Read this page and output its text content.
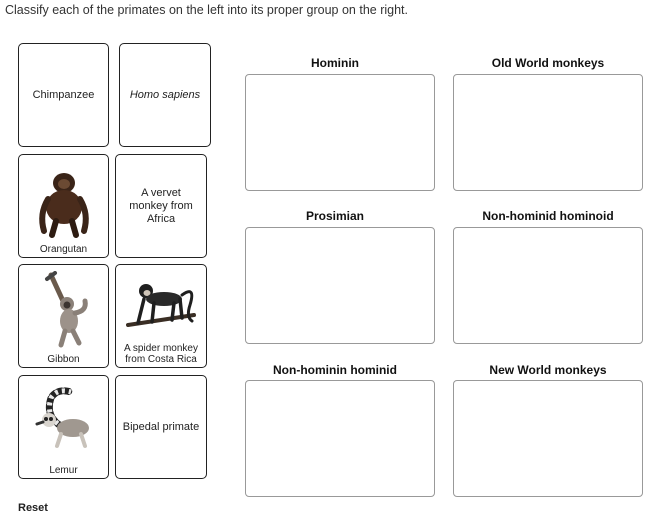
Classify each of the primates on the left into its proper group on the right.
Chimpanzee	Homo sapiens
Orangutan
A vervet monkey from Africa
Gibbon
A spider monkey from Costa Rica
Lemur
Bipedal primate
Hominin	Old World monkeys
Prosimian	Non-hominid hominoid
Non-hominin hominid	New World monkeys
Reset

□ □ □ □ □

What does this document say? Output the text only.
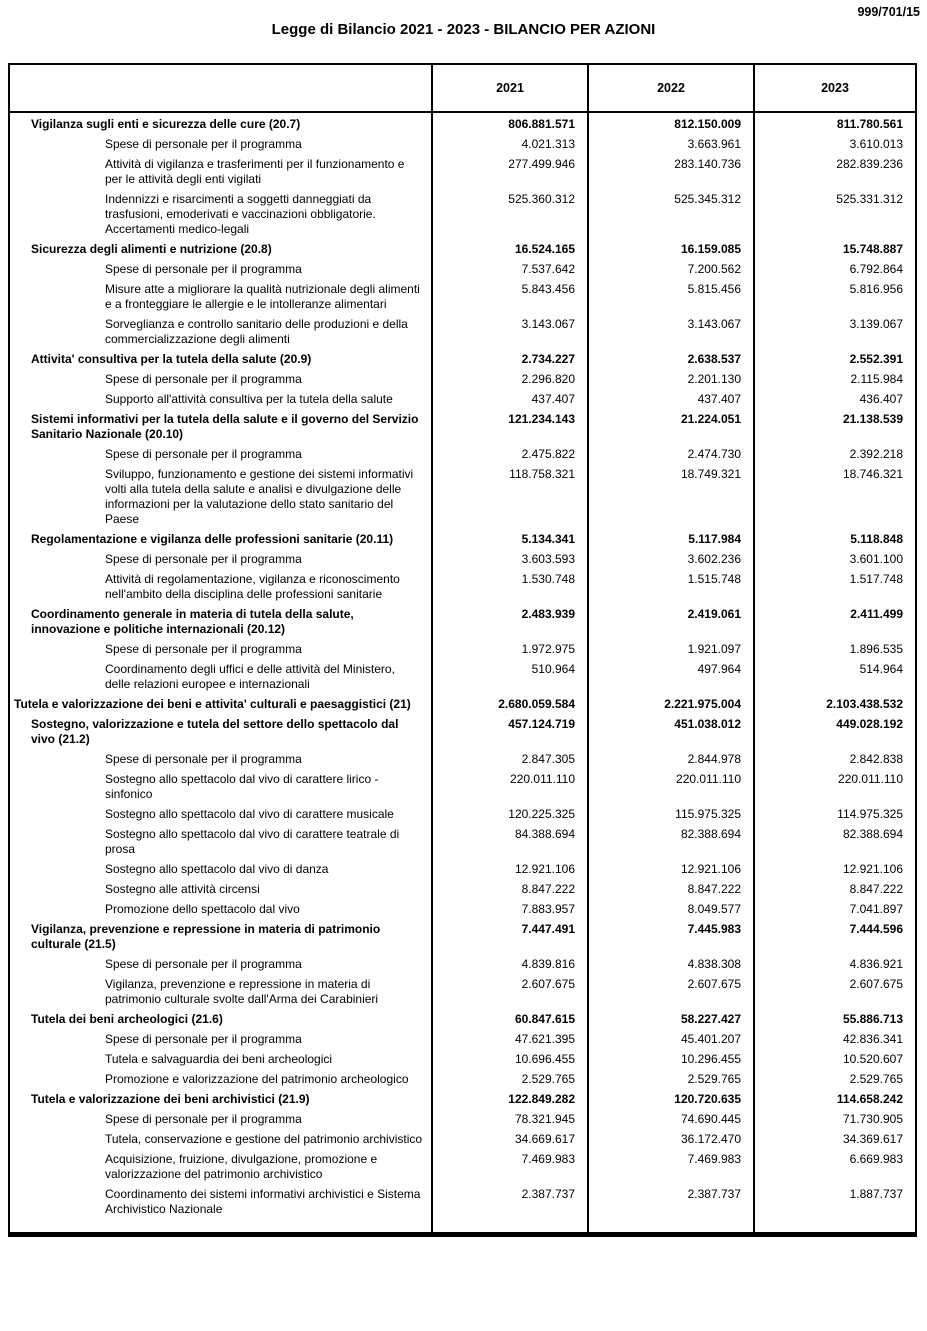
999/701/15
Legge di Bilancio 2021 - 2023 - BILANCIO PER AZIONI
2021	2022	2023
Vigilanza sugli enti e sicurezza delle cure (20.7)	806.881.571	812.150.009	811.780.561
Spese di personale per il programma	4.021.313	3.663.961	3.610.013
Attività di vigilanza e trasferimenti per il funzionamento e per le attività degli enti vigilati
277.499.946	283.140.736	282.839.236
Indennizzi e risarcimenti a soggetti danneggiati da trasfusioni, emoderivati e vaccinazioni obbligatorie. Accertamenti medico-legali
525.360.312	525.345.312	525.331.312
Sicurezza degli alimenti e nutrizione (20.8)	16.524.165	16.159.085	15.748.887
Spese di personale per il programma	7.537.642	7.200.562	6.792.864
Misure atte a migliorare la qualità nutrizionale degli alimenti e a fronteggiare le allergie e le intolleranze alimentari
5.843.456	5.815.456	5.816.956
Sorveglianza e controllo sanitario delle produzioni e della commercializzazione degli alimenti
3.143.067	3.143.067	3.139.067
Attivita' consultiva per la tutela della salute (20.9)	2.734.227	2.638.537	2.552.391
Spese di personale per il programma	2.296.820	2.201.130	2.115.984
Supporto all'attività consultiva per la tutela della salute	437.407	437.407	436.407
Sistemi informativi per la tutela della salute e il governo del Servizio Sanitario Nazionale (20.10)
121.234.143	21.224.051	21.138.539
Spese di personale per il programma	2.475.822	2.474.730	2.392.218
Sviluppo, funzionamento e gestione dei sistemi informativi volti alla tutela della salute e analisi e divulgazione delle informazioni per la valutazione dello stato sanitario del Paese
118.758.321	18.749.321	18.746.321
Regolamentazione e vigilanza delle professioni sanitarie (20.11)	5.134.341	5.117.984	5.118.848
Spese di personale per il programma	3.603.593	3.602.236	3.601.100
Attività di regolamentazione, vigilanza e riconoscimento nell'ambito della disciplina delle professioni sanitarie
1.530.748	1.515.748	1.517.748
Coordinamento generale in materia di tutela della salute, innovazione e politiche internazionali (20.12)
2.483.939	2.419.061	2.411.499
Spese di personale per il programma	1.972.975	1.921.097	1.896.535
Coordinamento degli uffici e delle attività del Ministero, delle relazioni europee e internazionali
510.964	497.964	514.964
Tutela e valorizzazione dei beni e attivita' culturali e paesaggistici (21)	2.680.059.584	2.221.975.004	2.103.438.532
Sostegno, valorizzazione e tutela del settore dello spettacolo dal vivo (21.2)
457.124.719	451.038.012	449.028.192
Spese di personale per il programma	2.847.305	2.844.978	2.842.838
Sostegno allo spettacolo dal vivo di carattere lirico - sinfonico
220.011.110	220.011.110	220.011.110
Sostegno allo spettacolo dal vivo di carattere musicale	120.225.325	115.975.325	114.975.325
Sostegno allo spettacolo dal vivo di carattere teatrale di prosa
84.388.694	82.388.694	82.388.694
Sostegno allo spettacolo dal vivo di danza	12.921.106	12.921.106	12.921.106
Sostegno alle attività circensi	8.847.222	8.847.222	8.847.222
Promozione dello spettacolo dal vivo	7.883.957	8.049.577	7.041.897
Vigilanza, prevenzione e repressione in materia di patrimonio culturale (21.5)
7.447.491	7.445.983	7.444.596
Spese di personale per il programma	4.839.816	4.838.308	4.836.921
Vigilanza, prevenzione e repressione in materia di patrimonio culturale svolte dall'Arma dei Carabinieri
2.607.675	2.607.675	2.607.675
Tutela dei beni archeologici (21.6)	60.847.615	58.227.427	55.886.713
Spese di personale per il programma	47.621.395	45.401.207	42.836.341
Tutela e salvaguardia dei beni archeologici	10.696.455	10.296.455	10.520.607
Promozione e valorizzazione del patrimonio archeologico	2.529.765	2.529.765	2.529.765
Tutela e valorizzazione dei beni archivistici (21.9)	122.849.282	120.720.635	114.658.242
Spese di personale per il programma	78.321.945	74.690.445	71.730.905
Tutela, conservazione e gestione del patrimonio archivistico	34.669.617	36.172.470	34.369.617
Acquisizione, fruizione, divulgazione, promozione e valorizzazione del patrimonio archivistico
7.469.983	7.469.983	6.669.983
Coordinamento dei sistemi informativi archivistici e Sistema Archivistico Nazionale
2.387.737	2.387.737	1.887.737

□ □ □ □ □

All lines in the data that contain the word "delle" should be copied.

# Expected answer:
Vigilanza sugli enti e sicurezza delle cure (20.7)	806.881.571	812.150.009	811.780.561
Sorveglianza e controllo sanitario delle produzioni e della commercializzazione degli alimenti
Sviluppo, funzionamento e gestione dei sistemi informativi volti alla tutela della salute e analisi e divulgazione delle informazioni per la valutazione dello stato sanitario del Paese
Regolamentazione e vigilanza delle professioni sanitarie (20.11)	5.134.341	5.117.984	5.118.848
Attività di regolamentazione, vigilanza e riconoscimento nell'ambito della disciplina delle professioni sanitarie
Coordinamento degli uffici e delle attività del Ministero, delle relazioni europee e internazionali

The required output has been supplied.